Copy every line of the records below that holds the word "屋面防水工程".
------------
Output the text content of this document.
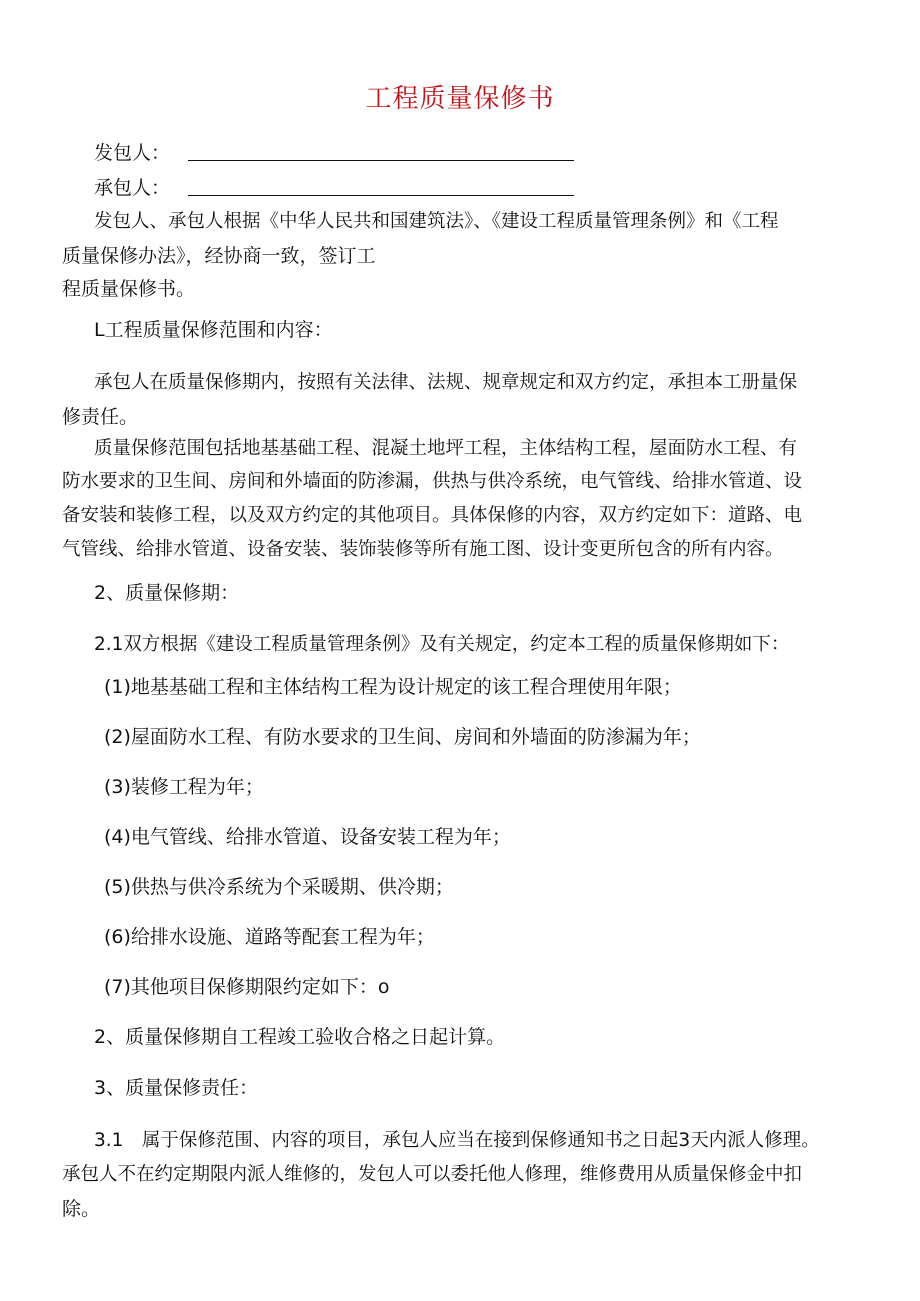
工程质量保修书
发包人：
承包人：
发包人、承包人根据《中华人民共和国建筑法》、《建设工程质量管理条例》和《工程
质量保修办法》，经协商一致，签订工
程质量保修书。
L工程质量保修范围和内容：
承包人在质量保修期内，按照有关法律、法规、规章规定和双方约定，承担本工册量保
修责任。
质量保修范围包括地基基础工程、混凝土地坪工程，主体结构工程，屋面防水工程、有
防水要求的卫生间、房间和外墙面的防渗漏，供热与供冷系统，电气管线、给排水管道、设
备安装和装修工程，以及双方约定的其他项目。具体保修的内容，双方约定如下：道路、电
气管线、给排水管道、设备安装、装饰装修等所有施工图、设计变更所包含的所有内容。
2、质量保修期：
2.1双方根据《建设工程质量管理条例》及有关规定，约定本工程的质量保修期如下：
(1)地基基础工程和主体结构工程为设计规定的该工程合理使用年限；
(2)屋面防水工程、有防水要求的卫生间、房间和外墙面的防渗漏为年；
(3)装修工程为年；
(4)电气管线、给排水管道、设备安装工程为年；
(5)供热与供冷系统为个采暖期、供冷期；
(6)给排水设施、道路等配套工程为年；
(7)其他项目保修期限约定如下：o
2、质量保修期自工程竣工验收合格之日起计算。
3、质量保修责任：
3.1　属于保修范围、内容的项目，承包人应当在接到保修通知书之日起3天内派人修理。
承包人不在约定期限内派人维修的，发包人可以委托他人修理，维修费用从质量保修金中扣
除。
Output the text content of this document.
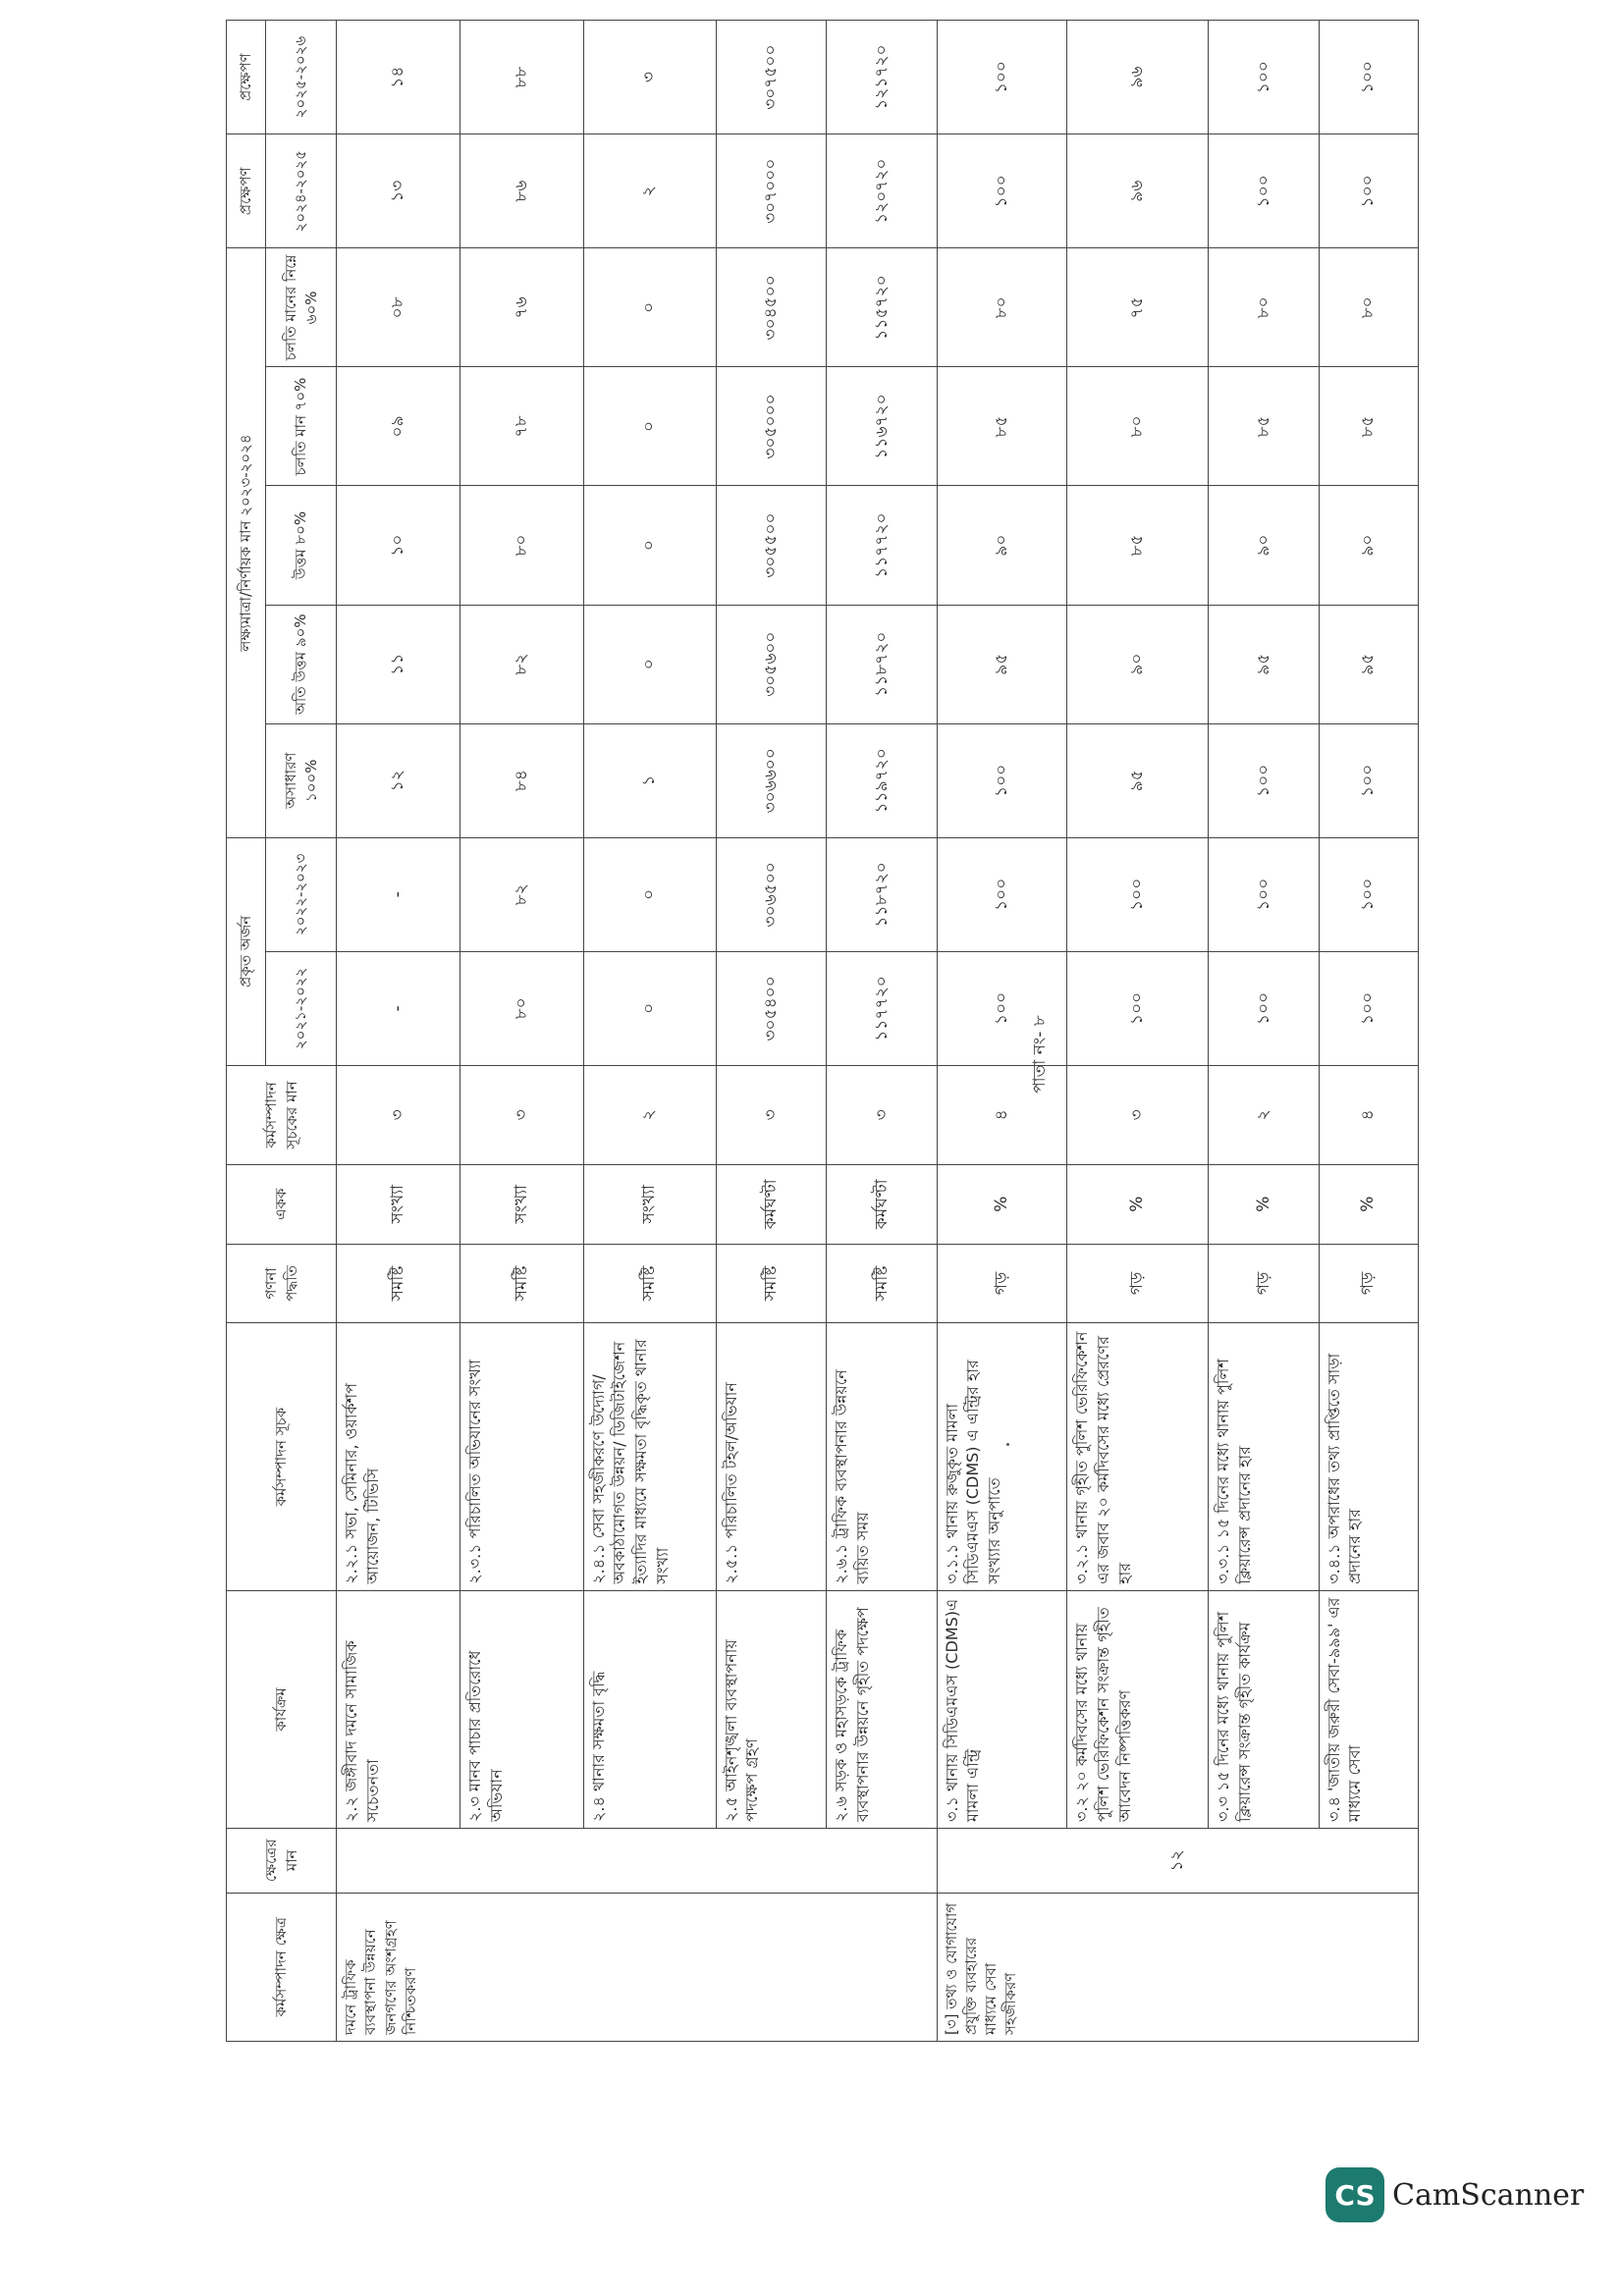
কর্মসম্পাদন ক্ষেত্র	ক্ষেত্রের মান	কার্যক্রম	কর্মসম্পাদন সূচক	গণনা পদ্ধতি	একক	কর্মসম্পাদন সূচকের মান	প্রকৃত অর্জন		লক্ষ্যমাত্রা/নির্ণায়ক মান ২০২৩-২০২৪					প্রক্ষেপণ	প্রক্ষেপণ
							২০২১-২০২২	২০২২-২০২৩	অসাধারণ ১০০%	অতি উত্তম ৯০%	উত্তম ৮০%	চলতি মান ৭০%	চলতি মানের নিম্নে ৬০%	২০২৪-২০২৫	২০২৫-২০২৬
দমনে ট্রাফিক ব্যবস্থাপনা উন্নয়নে জনগণের অংশগ্রহণ নিশ্চিতকরণ		২.২ জঙ্গীবাদ দমনে সামাজিক সচেতনতা	২.২.১ সভা, সেমিনার, ওয়ার্কশপ আয়োজন, টিভিসি	সমষ্টি	সংখ্যা	৩	-	-	১২	১১	১০	০৯	০৮	১৩	১৪
		২.৩ মানব পাচার প্রতিরোধে অভিযান	২.৩.১ পরিচালিত অভিযানের সংখ্যা	সমষ্টি	সংখ্যা	৩	৮০	৮২	৮৪	৮২	৮০	৭৮	৭৬	৮৬	৮৮
		২.৪ থানার সক্ষমতা বৃদ্ধি	২.৪.১ সেবা সহজীকরণে উদ্যোগ/ অবকাঠামোগত উন্নয়ন/ ডিজিটাইজেশন ইত্যাদির মাধ্যমে সক্ষমতা বৃদ্ধিকৃত থানার সংখ্যা	সমষ্টি	সংখ্যা	২	০	০	১	০	০	০	০	২	৩
		২.৫ আইনশৃঙ্খলা ব্যবস্থাপনায় পদক্ষেপ গ্রহণ	২.৫.১ পরিচালিত টহল/অভিযান	সমষ্টি	কর্মঘণ্টা	৩	৩০৫৪০০	৩০৬৫০০	৩০৬৬০০	৩০৫৬০০	৩০৫৫০০	৩০৫০০০	৩০৪৫০০	৩০৭০০০	৩০৭৫০০
		২.৬ সড়ক ও মহাসড়কে ট্রাফিক ব্যবস্থাপনার উন্নয়নে গৃহীত পদক্ষেপ	২.৬.১ ট্রাফিক ব্যবস্থাপনার উন্নয়নে ব্যয়িত সময়	সমষ্টি	কর্মঘণ্টা	৩	১১৭৭২০	১১৮৭২০	১১৯৭২০	১১৮৭২০	১১৭৭২০	১১৬৭২০	১১৫৭২০	১২০৭২০	১২১৭২০
[৩] তথ্য ও যোগাযোগ প্রযুক্তি ব্যবহারের মাধ্যমে সেবা সহজীকরণ	১২	৩.১ থানায় সিডিএমএস (CDMS)এ মামলা এন্ট্রি	৩.১.১ থানায় রুজুকৃত মামলা সিডিএমএস (CDMS) এ এন্ট্রির হার সংখ্যার অনুপাতে	গড়	%	৪	১০০	১০০	১০০	৯৫	৯০	৮৫	৮০	১০০	১০০
		৩.২ ২০ কর্মদিবসের মধ্যে থানায় পুলিশ ভেরিফিকেশন সংক্রান্ত গৃহীত আবেদন নিষ্পত্তিকরণ	৩.২.১ থানায় গৃহীত পুলিশ ভেরিফিকেশন এর জবাব ২০ কর্মদিবসের মধ্যে প্রেরণের হার	গড়	%	৩	১০০	১০০	৯৫	৯০	৮৫	৮০	৭৫	৯৬	৯৬
		৩.৩ ১৫ দিনের মধ্যে থানায় পুলিশ ক্লিয়ারেন্স সংক্রান্ত গৃহীত কার্যক্রম	৩.৩.১ ১৫ দিনের মধ্যে থানায় পুলিশ ক্লিয়ারেন্স প্রদানের হার	গড়	%	২	১০০	১০০	১০০	৯৫	৯০	৮৫	৮০	১০০	১০০
		৩.৪ 'জাতীয় জরুরী সেবা-৯৯৯' এর মাধ্যমে সেবা	৩.৪.১ অপরাধের তথ্য প্রাপ্তিতে সাড়া প্রদানের হার	গড়	%	৪	১০০	১০০	১০০	৯৫	৯০	৮৫	৮০	১০০	১০০
পাতা নং- ৮
CS CamScanner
------------
Response to the task –
质量保修范围包括地基基础工程、混凝土地坪工程，主体结构工程，屋面防水工程、有
(2)屋面防水工程、有防水要求的卫生间、房间和外墙面的防渗漏为年；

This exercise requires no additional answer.